* start *
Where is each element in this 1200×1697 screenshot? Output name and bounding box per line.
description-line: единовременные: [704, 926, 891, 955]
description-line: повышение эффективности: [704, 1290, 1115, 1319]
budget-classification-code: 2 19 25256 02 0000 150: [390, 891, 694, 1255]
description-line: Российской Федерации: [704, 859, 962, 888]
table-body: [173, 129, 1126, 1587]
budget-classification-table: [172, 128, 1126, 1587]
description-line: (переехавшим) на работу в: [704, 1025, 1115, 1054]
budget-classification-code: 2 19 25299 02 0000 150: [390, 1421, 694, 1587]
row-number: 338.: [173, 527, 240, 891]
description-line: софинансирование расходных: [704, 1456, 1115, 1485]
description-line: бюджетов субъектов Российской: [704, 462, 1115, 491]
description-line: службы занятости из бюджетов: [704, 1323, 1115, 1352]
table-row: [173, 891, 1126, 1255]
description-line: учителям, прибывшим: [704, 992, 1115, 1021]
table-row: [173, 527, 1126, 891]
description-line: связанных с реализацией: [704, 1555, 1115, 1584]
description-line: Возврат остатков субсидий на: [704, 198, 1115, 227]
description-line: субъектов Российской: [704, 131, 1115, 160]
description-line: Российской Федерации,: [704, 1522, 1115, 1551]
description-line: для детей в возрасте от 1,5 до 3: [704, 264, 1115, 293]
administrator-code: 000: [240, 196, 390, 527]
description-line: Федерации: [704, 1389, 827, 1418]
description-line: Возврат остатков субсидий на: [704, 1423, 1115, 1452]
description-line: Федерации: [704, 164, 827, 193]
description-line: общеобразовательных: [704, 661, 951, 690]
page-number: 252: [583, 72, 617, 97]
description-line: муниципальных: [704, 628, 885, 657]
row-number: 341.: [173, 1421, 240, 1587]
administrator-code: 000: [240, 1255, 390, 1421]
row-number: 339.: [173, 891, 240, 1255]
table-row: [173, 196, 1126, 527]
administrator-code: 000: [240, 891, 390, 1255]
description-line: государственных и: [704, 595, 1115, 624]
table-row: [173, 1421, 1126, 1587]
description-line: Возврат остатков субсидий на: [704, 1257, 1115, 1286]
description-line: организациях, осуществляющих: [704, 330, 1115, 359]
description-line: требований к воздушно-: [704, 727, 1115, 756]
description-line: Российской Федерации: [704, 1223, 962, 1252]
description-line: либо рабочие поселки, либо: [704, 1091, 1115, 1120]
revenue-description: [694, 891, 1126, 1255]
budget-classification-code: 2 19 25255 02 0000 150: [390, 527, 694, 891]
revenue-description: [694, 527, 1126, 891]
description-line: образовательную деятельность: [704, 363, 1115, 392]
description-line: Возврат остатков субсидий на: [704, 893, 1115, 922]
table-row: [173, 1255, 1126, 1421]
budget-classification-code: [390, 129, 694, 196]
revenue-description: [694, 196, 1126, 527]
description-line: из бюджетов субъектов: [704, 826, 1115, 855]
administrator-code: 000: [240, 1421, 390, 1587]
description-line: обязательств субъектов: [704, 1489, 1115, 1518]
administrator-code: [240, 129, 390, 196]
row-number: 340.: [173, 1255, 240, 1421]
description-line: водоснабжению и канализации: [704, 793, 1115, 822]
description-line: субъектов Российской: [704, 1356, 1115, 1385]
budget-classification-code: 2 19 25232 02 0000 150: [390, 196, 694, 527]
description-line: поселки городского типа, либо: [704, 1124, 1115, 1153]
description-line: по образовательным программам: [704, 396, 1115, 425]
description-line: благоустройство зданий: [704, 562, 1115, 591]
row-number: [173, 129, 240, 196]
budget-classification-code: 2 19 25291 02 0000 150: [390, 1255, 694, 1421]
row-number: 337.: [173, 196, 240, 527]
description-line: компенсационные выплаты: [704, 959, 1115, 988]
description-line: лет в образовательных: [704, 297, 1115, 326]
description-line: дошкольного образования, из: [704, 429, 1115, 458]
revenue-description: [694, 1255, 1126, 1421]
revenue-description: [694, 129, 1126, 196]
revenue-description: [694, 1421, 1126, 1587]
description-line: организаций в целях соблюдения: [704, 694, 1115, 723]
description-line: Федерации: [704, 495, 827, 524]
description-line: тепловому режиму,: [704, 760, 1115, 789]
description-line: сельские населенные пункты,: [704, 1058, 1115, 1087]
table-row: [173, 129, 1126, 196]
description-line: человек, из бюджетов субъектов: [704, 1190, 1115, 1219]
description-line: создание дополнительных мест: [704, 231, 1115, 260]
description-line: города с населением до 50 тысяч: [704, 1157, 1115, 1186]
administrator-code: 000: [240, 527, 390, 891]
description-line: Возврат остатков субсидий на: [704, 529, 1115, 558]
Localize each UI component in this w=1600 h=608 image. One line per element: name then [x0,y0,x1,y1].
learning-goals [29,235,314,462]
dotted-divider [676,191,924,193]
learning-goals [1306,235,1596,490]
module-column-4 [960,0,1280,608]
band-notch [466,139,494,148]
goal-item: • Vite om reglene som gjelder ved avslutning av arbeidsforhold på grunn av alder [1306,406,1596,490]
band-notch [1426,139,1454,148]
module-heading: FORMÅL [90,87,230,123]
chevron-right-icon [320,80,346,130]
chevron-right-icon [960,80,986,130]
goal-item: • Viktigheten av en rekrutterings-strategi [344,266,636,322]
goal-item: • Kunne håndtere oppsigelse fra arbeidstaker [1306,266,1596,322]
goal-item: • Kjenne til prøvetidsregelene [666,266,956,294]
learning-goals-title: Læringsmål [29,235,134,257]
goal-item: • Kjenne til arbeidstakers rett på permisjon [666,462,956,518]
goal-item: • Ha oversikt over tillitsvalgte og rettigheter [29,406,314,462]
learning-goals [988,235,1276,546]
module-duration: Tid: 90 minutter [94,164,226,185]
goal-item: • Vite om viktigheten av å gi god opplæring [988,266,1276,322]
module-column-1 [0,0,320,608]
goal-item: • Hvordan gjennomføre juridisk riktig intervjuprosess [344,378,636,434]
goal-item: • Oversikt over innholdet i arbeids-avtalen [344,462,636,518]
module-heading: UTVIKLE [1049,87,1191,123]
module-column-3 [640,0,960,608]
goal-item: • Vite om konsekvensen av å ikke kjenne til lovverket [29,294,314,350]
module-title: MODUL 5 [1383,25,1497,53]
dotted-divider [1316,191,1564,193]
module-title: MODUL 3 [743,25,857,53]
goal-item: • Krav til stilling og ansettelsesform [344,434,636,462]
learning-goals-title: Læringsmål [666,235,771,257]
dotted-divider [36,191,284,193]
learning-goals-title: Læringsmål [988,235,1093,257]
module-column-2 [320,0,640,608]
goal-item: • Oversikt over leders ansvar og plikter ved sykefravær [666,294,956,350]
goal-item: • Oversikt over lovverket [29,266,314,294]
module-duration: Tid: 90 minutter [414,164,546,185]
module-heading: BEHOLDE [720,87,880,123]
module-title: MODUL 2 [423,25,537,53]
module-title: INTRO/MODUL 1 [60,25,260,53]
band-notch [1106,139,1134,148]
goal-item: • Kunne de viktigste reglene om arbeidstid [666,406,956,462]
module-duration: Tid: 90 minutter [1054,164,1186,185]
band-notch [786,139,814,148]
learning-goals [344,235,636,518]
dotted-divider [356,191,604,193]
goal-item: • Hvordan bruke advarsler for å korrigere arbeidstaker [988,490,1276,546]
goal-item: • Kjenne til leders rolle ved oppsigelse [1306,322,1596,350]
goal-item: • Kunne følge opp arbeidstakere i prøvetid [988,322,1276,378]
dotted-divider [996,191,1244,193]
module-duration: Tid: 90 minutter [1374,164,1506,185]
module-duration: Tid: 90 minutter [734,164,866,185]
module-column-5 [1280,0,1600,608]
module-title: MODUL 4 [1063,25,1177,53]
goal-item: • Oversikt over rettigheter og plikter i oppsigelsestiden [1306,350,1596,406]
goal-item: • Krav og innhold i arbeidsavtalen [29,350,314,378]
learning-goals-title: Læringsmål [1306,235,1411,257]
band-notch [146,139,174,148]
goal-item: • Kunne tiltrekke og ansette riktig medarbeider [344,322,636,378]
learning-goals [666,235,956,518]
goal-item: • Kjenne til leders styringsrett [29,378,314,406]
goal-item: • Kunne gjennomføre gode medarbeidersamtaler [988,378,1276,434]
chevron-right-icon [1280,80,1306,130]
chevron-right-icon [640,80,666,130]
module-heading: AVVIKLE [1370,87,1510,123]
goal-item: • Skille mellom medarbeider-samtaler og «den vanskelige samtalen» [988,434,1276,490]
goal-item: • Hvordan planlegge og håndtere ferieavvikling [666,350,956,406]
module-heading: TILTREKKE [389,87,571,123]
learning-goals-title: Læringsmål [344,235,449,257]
* end *
> [Task statement]:
Which lines of the material contain the string "code"? Gather each one and copy it in full.

> [Written response]:
budget-classification-code: 2 19 25256 02 0000 150: [390, 891, 694, 1255]
budget-classification-code: 2 19 25299 02 0000 150: [390, 1421, 694, 1587]
administrator-code: 000: [240, 196, 390, 527]
administrator-code: 000: [240, 1255, 390, 1421]
administrator-code: 000: [240, 891, 390, 1255]
budget-classification-code: 2 19 25255 02 0000 150: [390, 527, 694, 891]
budget-classification-code: [390, 129, 694, 196]
administrator-code: 000: [240, 1421, 390, 1587]
administrator-code: [240, 129, 390, 196]
budget-classification-code: 2 19 25232 02 0000 150: [390, 196, 694, 527]
budget-classification-code: 2 19 25291 02 0000 150: [390, 1255, 694, 1421]
administrator-code: 000: [240, 527, 390, 891]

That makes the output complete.